◆ Problem requirements
Go over the listing below line by line and tally those containing "title". Give only the tally.

◆ Data shown
○ ○ ○ ○

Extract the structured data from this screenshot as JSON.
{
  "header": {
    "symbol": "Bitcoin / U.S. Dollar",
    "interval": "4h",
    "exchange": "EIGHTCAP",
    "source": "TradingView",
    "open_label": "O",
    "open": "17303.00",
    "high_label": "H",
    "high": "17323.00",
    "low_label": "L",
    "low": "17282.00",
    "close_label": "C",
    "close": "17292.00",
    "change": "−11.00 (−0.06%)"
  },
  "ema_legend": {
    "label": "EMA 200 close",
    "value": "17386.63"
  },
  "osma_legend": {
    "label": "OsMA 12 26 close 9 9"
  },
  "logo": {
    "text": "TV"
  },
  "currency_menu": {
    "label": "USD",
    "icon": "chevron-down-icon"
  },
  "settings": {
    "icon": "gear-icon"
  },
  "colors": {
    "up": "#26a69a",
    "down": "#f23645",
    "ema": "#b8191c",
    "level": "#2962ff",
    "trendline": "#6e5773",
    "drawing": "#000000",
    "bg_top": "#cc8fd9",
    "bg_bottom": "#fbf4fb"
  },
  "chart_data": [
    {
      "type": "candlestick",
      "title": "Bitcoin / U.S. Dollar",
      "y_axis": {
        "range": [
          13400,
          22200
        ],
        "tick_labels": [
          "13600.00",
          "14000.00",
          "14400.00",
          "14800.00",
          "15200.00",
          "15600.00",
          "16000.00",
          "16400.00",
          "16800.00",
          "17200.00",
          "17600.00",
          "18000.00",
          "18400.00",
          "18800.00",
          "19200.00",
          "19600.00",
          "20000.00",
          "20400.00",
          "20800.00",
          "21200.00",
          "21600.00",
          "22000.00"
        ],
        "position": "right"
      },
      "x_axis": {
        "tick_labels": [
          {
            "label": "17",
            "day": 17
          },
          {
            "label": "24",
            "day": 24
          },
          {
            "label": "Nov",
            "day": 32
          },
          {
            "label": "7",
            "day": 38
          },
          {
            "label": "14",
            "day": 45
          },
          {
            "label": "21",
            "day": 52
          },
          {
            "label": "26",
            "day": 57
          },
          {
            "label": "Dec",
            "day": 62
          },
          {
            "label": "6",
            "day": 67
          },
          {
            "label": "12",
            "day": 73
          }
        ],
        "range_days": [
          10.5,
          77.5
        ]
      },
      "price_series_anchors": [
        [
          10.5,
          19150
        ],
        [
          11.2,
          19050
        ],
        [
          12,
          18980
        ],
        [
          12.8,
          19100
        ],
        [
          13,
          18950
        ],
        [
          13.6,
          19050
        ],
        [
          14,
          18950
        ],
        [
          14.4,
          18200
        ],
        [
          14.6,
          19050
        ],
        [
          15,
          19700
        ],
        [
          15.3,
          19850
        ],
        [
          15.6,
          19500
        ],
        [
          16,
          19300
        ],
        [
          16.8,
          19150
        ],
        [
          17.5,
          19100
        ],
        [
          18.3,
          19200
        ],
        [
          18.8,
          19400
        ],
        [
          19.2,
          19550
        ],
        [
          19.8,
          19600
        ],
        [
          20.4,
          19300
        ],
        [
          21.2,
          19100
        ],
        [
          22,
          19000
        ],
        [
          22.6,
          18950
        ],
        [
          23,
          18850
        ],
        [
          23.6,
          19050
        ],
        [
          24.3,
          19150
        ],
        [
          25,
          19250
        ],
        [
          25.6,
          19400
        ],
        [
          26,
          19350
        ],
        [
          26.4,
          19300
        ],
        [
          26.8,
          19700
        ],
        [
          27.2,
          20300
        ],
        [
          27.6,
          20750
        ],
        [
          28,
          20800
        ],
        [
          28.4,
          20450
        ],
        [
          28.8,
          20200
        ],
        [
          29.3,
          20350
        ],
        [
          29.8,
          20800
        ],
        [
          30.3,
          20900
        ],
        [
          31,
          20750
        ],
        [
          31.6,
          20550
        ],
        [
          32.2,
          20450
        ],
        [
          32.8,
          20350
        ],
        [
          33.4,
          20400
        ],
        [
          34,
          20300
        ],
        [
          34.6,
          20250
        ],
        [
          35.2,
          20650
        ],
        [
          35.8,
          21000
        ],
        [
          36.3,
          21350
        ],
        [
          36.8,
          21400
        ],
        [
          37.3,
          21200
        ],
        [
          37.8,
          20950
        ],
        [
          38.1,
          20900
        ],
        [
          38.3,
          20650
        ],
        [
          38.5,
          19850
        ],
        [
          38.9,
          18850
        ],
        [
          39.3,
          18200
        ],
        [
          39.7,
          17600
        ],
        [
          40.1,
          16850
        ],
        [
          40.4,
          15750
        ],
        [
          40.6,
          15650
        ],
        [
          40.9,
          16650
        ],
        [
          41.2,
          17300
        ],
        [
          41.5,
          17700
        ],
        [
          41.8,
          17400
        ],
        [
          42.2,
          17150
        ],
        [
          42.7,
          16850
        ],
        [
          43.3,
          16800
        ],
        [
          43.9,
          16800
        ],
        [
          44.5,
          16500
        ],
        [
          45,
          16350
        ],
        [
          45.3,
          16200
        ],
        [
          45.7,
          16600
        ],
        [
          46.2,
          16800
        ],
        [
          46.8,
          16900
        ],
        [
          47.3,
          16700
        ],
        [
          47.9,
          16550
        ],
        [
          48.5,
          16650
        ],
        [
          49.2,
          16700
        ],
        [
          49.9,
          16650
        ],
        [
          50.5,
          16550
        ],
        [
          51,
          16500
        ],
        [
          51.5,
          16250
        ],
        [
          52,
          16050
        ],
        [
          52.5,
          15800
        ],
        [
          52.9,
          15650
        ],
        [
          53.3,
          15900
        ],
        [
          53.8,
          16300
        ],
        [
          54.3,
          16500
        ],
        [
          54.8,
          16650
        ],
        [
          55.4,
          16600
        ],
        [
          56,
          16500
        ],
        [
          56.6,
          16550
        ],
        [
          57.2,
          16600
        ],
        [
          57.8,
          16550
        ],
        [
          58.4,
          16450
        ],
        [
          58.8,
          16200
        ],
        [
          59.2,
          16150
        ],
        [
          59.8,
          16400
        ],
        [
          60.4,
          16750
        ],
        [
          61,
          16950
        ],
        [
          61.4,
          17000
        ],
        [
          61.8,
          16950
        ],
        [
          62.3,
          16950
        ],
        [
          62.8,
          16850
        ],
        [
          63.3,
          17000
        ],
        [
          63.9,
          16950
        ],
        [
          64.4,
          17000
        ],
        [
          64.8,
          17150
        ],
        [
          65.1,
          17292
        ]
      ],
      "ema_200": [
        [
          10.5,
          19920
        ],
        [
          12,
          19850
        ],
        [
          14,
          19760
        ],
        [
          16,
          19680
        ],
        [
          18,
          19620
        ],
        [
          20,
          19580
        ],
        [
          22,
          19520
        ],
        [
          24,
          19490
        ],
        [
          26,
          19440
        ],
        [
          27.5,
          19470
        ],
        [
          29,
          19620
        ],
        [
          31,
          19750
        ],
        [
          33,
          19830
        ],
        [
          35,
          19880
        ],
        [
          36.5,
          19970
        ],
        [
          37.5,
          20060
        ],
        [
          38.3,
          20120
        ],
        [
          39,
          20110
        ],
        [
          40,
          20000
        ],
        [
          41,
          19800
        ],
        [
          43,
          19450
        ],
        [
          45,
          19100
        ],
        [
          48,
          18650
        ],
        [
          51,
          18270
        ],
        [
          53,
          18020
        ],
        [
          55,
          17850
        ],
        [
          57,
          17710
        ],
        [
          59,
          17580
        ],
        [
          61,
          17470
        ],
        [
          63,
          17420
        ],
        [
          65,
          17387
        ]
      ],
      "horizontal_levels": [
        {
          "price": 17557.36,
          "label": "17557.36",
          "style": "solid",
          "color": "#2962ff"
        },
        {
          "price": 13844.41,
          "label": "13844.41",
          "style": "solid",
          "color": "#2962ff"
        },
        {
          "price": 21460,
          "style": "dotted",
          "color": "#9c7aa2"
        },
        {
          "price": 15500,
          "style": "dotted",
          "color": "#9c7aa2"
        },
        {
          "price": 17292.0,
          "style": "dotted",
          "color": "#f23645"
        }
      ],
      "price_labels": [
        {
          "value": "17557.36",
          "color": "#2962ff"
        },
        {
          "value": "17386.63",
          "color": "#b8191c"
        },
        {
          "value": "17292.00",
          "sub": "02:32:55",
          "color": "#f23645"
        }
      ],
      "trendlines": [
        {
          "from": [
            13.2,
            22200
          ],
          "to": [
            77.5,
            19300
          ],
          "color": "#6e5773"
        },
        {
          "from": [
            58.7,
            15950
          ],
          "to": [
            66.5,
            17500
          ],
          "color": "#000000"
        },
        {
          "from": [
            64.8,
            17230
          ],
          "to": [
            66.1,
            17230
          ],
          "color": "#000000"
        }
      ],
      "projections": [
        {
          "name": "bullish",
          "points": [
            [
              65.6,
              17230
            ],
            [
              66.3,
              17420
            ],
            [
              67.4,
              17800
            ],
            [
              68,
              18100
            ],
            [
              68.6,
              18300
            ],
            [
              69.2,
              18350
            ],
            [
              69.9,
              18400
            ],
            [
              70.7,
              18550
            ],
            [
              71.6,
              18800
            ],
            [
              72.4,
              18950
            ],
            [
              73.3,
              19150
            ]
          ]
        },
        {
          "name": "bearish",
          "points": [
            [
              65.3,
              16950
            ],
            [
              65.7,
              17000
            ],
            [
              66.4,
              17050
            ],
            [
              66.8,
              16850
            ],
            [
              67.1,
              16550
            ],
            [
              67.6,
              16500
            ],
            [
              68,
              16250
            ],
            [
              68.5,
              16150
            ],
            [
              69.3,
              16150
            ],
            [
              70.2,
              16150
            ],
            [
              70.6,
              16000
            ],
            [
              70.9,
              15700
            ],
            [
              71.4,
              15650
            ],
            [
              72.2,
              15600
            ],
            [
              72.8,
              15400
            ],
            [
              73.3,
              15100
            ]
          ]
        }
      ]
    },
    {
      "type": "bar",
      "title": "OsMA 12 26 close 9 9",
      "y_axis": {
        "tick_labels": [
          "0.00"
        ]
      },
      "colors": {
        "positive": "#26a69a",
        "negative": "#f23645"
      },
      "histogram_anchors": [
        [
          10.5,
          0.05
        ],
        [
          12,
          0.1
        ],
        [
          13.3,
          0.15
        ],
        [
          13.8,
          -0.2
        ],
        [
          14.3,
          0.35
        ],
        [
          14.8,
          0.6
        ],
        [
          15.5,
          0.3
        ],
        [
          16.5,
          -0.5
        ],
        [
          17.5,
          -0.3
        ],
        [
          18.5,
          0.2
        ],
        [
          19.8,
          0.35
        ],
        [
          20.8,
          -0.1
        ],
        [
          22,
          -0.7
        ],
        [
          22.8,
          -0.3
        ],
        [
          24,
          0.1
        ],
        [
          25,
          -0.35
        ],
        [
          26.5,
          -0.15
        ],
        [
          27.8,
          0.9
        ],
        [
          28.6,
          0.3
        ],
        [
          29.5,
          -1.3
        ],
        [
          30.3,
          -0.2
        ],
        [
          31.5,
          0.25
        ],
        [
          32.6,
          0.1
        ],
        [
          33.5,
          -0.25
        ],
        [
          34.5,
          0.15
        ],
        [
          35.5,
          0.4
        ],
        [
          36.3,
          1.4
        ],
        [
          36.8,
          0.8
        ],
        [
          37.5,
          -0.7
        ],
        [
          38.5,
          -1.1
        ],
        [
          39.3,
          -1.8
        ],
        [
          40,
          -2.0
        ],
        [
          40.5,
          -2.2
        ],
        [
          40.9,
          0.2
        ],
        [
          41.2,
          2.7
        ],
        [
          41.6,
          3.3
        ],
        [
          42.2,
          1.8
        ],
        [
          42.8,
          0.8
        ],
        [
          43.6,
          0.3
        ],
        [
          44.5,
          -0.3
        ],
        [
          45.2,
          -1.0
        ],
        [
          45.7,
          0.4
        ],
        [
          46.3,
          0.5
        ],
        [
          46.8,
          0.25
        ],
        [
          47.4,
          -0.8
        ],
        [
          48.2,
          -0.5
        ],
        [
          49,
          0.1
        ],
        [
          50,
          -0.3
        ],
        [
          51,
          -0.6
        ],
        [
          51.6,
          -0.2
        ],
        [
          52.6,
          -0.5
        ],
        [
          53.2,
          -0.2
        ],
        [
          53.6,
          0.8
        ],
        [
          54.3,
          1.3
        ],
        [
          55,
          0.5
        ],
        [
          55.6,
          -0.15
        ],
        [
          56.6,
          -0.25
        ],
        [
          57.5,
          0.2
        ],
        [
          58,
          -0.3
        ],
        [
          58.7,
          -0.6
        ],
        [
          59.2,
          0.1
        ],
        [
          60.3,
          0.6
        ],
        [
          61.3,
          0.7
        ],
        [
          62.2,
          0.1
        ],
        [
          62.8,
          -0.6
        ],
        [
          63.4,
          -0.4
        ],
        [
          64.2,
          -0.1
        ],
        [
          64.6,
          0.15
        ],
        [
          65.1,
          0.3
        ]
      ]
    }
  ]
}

○ ○ ○ ○

◆ The output
2